Dataset items:
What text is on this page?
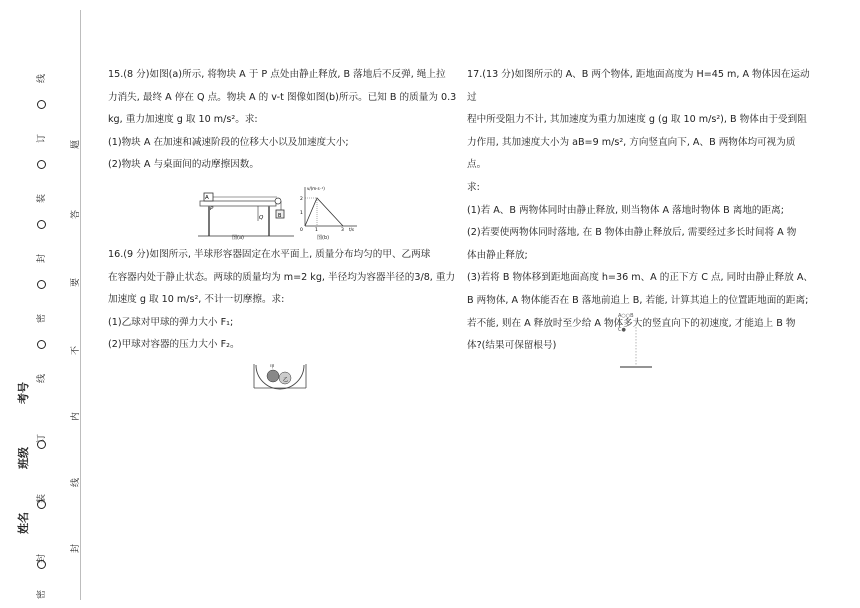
线
订
装
封
密
线
订
装
封
密
题
答
要
不
内
线
封
考号
班级
姓名

15.(8 分)如图(a)所示, 将物块 A 于 P 点处由静止释放, B 落地后不反弹, 绳上拉

力消失, 最终 A 停在 Q 点。物块 A 的 v-t 图像如图(b)所示。已知 B 的质量为 0.3

kg, 重力加速度 g 取 10 m/s²。求:

(1)物块 A 在加速和减速阶段的位移大小以及加速度大小;

(2)物块 A 与桌面间的动摩擦因数。

A
P
Q	B
图(a)
v/(m·s⁻¹)
2
1
0	1	3 t/s
图(b)

16.(9 分)如图所示, 半球形容器固定在水平面上, 质量分布均匀的甲、乙两球

在容器内处于静止状态。两球的质量均为 m=2 kg, 半径均为容器半径的3/8, 重力

加速度 g 取 10 m/s², 不计一切摩擦。求:

(1)乙球对甲球的弹力大小 F₁;

(2)甲球对容器的压力大小 F₂。

甲
乙

17.(13 分)如图所示的 A、B 两个物体, 距地面高度为 H=45 m, A 物体因在运动过

程中所受阻力不计, 其加速度为重力加速度 g (g 取 10 m/s²), B 物体由于受到阻

力作用, 其加速度大小为 aB=9 m/s², 方向竖直向下, A、B 两物体均可视为质点。

求:

(1)若 A、B 两物体同时由静止释放, 则当物体 A 落地时物体 B 离地的距离;

(2)若要使两物体同时落地, 在 B 物体由静止释放后, 需要经过多长时间将 A 物

体由静止释放;

(3)若将 B 物体移到距地面高度 h=36 m、A 的正下方 C 点, 同时由静止释放 A、

B 两物体, A 物体能否在 B 落地前追上 B, 若能, 计算其追上的位置距地面的距离;

若不能, 则在 A 释放时至少给 A 物体多大的竖直向下的初速度, 才能追上 B 物

体?(结果可保留根号)

A○○B
C●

> **Direction**
Generate a word-for-word copy of the preceding records, excluding all pictures.

> **Final result**
What text is on this page?
线
订
装
封
密
线
订
装
封
密
题
答
要
不
内
线
封
考号
班级
姓名

15.(8 分)如图(a)所示, 将物块 A 于 P 点处由静止释放, B 落地后不反弹, 绳上拉

力消失, 最终 A 停在 Q 点。物块 A 的 v-t 图像如图(b)所示。已知 B 的质量为 0.3

kg, 重力加速度 g 取 10 m/s²。求:

(1)物块 A 在加速和减速阶段的位移大小以及加速度大小;

(2)物块 A 与桌面间的动摩擦因数。

A
P
Q	B
图(a)
v/(m·s⁻¹)
2
1
0	1	3 t/s
图(b)

16.(9 分)如图所示, 半球形容器固定在水平面上, 质量分布均匀的甲、乙两球

在容器内处于静止状态。两球的质量均为 m=2 kg, 半径均为容器半径的3/8, 重力

加速度 g 取 10 m/s², 不计一切摩擦。求:

(1)乙球对甲球的弹力大小 F₁;

(2)甲球对容器的压力大小 F₂。

甲
乙

17.(13 分)如图所示的 A、B 两个物体, 距地面高度为 H=45 m, A 物体因在运动过

程中所受阻力不计, 其加速度为重力加速度 g (g 取 10 m/s²), B 物体由于受到阻

力作用, 其加速度大小为 aB=9 m/s², 方向竖直向下, A、B 两物体均可视为质点。

求:

(1)若 A、B 两物体同时由静止释放, 则当物体 A 落地时物体 B 离地的距离;

(2)若要使两物体同时落地, 在 B 物体由静止释放后, 需要经过多长时间将 A 物

体由静止释放;

(3)若将 B 物体移到距地面高度 h=36 m、A 的正下方 C 点, 同时由静止释放 A、

B 两物体, A 物体能否在 B 落地前追上 B, 若能, 计算其追上的位置距地面的距离;

若不能, 则在 A 释放时至少给 A 物体多大的竖直向下的初速度, 才能追上 B 物

体?(结果可保留根号)

A○○B
C●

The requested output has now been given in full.